What is needed
Please repeat the records below word for word, starting at the first line and ending with the line that contains "logo-tagline: Http://www.gxcic.net xyxy=(555,935,631,941)", including both of those lines.

Records to process
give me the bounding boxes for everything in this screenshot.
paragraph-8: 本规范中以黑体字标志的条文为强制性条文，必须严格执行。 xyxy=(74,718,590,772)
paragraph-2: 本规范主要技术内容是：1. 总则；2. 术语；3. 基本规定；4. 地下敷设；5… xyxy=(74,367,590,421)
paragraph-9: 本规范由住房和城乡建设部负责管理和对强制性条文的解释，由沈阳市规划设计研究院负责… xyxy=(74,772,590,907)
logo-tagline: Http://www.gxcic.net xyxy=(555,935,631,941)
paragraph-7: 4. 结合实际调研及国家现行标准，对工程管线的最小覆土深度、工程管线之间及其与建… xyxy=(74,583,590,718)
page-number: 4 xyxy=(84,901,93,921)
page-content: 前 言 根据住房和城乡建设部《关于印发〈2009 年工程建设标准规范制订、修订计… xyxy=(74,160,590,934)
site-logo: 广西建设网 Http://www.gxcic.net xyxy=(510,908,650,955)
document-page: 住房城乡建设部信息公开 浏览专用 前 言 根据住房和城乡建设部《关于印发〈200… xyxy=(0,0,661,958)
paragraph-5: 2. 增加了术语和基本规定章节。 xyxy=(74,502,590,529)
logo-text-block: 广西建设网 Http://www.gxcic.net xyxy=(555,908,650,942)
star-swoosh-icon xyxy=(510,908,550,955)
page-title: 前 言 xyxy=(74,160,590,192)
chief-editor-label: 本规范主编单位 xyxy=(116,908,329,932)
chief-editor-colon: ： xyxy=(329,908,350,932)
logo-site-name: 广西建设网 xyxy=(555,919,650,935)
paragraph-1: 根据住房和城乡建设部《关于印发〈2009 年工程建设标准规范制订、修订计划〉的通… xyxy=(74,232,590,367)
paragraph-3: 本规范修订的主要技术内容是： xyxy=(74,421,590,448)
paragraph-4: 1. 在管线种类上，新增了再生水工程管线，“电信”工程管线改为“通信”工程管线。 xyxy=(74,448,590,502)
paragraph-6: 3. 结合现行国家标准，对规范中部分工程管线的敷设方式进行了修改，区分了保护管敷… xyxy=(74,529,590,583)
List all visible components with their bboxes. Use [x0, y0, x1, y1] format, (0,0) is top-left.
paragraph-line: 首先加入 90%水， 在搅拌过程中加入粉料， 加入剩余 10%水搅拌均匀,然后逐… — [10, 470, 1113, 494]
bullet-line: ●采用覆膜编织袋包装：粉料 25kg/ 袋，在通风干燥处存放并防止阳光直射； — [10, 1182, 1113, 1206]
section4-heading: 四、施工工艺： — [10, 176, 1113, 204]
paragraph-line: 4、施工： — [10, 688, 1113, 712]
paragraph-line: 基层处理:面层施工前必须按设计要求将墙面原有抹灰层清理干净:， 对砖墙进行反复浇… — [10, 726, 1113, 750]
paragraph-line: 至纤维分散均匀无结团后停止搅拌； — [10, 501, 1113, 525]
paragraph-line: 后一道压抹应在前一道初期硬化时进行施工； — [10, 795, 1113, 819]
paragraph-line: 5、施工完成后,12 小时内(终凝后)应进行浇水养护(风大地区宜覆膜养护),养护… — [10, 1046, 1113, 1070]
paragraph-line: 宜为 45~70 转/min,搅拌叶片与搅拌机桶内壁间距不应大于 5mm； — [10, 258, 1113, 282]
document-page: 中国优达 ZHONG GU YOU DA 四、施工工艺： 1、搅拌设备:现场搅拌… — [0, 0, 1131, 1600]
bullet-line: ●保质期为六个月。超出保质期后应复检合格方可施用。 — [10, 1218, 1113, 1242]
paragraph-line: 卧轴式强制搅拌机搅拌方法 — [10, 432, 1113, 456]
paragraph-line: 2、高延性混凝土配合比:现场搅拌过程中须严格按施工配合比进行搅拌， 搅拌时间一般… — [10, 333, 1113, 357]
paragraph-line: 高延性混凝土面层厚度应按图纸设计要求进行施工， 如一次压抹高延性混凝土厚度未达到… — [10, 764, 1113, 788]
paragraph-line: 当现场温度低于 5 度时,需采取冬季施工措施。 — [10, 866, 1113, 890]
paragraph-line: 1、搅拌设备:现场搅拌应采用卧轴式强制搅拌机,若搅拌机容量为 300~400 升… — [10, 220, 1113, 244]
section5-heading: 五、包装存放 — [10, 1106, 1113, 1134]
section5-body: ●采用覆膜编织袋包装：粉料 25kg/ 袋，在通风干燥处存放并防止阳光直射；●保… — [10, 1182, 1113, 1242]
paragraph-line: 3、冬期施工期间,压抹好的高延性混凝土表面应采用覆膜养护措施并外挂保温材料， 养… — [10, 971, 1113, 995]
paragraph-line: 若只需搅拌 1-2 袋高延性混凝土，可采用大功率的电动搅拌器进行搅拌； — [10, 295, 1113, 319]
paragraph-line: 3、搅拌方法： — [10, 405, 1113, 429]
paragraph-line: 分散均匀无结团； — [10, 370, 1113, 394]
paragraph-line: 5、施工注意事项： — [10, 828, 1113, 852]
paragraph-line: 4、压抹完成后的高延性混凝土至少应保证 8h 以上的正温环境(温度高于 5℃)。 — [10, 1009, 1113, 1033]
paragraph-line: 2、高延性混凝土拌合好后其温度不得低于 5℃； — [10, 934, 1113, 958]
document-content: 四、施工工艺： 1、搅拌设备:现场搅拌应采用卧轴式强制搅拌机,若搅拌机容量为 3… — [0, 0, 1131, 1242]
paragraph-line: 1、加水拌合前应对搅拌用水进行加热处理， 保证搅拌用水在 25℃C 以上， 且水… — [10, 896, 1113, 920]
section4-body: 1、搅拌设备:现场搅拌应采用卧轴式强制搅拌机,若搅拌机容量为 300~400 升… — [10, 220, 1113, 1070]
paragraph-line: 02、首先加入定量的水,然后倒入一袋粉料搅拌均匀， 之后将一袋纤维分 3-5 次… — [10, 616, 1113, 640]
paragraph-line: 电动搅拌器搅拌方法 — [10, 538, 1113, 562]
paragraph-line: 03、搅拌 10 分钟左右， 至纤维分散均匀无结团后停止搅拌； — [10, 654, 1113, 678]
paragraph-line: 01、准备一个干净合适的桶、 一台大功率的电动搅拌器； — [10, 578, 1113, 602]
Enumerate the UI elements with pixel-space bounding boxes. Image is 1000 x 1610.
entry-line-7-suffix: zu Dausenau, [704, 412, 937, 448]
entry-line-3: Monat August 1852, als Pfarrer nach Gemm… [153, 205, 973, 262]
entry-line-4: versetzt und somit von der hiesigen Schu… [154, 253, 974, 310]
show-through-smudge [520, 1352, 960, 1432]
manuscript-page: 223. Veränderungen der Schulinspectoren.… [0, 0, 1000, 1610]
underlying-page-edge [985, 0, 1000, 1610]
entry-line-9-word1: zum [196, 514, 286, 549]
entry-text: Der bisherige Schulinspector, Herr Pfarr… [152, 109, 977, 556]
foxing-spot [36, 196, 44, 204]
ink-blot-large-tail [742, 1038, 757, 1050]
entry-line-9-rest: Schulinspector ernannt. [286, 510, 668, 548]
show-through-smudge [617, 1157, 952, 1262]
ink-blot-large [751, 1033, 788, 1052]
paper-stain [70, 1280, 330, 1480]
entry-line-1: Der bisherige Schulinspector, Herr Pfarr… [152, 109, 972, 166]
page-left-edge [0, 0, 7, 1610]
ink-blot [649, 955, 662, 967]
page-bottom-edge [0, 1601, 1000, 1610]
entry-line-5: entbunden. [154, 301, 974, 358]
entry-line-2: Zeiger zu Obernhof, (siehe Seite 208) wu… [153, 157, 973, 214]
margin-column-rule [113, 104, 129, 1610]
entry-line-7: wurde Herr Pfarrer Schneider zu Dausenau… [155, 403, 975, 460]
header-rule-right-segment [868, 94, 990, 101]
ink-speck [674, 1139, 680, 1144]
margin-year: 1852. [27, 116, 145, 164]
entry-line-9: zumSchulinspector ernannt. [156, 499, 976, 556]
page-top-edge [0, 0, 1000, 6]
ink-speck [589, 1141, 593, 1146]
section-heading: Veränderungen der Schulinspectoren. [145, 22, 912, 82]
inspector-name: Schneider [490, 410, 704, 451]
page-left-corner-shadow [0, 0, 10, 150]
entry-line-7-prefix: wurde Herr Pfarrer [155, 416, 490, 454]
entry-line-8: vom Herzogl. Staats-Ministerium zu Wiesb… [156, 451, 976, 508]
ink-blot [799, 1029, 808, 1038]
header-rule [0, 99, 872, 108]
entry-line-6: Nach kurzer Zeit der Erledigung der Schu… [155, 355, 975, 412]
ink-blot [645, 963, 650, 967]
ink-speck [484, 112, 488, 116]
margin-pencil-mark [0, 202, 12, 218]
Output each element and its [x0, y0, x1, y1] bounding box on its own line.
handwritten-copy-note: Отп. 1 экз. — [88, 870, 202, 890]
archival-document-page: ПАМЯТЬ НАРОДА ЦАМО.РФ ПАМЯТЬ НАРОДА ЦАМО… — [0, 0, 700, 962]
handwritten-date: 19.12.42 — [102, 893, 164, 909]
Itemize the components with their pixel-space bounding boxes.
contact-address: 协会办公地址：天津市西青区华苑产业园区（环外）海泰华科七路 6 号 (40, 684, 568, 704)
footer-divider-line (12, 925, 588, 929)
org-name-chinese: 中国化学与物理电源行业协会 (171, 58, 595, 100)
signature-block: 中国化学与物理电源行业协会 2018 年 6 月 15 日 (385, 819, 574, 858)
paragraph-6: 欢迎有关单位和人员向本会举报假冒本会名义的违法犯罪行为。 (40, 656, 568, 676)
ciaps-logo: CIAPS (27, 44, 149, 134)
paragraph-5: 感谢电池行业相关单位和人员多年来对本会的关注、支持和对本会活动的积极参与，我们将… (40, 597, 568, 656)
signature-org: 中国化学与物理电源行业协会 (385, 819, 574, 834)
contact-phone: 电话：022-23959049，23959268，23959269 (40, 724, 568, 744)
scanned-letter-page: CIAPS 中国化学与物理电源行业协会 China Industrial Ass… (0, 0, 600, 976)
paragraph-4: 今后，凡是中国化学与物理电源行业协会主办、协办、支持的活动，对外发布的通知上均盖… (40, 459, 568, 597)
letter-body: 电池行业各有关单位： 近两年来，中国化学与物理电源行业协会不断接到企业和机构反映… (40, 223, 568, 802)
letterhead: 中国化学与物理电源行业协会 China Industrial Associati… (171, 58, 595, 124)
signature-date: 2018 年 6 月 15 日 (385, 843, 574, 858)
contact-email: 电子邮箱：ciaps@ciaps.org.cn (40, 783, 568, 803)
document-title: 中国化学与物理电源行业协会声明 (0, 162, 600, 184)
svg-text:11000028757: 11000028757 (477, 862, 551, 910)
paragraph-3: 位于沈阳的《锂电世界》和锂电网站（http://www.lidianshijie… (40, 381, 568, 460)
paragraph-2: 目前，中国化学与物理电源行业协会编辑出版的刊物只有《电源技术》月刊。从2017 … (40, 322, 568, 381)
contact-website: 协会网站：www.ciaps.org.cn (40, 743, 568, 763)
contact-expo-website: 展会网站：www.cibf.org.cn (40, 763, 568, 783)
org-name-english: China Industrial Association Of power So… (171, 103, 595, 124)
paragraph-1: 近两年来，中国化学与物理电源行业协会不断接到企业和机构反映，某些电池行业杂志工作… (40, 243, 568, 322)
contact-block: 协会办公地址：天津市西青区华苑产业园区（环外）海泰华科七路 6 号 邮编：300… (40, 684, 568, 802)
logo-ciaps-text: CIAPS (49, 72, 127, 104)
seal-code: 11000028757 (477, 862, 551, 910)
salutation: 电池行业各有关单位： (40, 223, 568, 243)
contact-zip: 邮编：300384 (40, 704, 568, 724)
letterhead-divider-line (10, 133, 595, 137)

Solution for this problem
give me the bounding boxes for everything in this screenshot.
paragraph-8: 本规范中以黑体字标志的条文为强制性条文，必须严格执行。 xyxy=(74,718,590,772)
paragraph-2: 本规范主要技术内容是：1. 总则；2. 术语；3. 基本规定；4. 地下敷设；5… xyxy=(74,367,590,421)
paragraph-9: 本规范由住房和城乡建设部负责管理和对强制性条文的解释，由沈阳市规划设计研究院负责… xyxy=(74,772,590,907)
logo-tagline: Http://www.gxcic.net xyxy=(555,935,631,941)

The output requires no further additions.